-- THE TASK --
Gather all lines with "this" from the records.

SUPPLIED MATERIAL start

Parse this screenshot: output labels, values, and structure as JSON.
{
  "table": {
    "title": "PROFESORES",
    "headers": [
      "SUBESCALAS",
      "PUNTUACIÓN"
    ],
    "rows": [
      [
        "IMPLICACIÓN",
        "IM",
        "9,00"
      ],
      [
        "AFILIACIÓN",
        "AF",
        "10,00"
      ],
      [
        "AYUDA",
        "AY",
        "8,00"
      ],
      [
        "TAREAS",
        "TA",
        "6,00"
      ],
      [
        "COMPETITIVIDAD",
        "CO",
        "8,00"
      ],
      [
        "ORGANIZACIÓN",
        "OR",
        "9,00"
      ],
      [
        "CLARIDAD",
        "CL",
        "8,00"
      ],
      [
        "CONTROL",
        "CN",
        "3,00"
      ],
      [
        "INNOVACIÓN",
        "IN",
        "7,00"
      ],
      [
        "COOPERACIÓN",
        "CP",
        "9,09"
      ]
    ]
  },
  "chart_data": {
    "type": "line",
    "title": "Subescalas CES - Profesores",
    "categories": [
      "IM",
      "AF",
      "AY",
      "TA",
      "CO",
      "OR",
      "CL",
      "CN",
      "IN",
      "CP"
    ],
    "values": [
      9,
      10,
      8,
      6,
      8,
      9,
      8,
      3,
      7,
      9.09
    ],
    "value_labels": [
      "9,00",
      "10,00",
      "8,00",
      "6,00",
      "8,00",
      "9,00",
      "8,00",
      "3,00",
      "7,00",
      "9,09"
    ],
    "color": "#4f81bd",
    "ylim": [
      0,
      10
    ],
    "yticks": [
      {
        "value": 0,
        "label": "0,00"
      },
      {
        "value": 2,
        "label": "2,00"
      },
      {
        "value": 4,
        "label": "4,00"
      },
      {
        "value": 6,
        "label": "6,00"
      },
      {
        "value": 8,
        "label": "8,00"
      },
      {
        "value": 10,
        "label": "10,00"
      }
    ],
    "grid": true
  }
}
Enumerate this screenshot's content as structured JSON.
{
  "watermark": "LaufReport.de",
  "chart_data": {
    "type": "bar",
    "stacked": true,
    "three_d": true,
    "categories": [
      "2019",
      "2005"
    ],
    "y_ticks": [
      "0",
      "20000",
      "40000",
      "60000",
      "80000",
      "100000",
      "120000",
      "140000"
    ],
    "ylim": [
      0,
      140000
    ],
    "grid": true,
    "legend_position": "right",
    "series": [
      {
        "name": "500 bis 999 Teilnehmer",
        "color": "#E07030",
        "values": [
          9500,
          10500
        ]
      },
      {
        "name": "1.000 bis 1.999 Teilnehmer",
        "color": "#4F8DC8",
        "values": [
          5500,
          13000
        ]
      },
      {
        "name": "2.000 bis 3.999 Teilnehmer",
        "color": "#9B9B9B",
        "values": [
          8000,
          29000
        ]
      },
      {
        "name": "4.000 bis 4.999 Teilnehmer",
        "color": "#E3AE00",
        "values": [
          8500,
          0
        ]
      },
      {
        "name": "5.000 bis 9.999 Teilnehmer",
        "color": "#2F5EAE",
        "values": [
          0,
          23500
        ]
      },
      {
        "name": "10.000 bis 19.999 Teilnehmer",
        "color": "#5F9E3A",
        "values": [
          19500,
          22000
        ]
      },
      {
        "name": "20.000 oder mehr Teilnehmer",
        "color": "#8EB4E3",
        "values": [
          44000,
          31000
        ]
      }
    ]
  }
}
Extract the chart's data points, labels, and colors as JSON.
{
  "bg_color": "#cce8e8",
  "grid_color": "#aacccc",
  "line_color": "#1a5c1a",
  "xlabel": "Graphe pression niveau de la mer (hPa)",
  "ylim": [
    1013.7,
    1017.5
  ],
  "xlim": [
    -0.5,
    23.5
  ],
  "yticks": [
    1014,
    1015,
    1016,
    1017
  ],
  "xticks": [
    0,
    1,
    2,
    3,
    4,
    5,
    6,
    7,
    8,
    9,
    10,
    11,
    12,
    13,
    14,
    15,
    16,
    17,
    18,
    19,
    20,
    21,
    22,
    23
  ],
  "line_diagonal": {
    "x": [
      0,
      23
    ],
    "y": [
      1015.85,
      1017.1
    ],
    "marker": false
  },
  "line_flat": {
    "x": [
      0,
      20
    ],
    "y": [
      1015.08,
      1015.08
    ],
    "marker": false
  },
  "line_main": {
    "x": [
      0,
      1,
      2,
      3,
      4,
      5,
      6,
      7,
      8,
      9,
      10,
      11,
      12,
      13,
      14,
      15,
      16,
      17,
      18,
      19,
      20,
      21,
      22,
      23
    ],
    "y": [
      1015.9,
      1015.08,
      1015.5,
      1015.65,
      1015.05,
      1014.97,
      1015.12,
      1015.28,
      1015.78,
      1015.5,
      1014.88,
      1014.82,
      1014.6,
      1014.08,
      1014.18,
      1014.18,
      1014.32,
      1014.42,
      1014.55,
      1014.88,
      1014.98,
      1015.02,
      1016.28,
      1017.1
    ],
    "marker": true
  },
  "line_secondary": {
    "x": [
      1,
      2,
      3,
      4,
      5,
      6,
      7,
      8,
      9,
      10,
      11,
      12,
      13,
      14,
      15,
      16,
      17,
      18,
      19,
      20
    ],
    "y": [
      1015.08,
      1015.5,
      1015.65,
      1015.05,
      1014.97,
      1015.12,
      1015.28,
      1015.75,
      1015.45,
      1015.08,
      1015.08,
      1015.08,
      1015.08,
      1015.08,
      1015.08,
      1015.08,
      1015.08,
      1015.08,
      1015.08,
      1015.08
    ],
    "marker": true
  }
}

SUPPLIED MATERIAL end

-- THE OUTPUT --
Parse this screenshot: output labels, values, and structure as JSON.
Enumerate this screenshot's content as structured JSON.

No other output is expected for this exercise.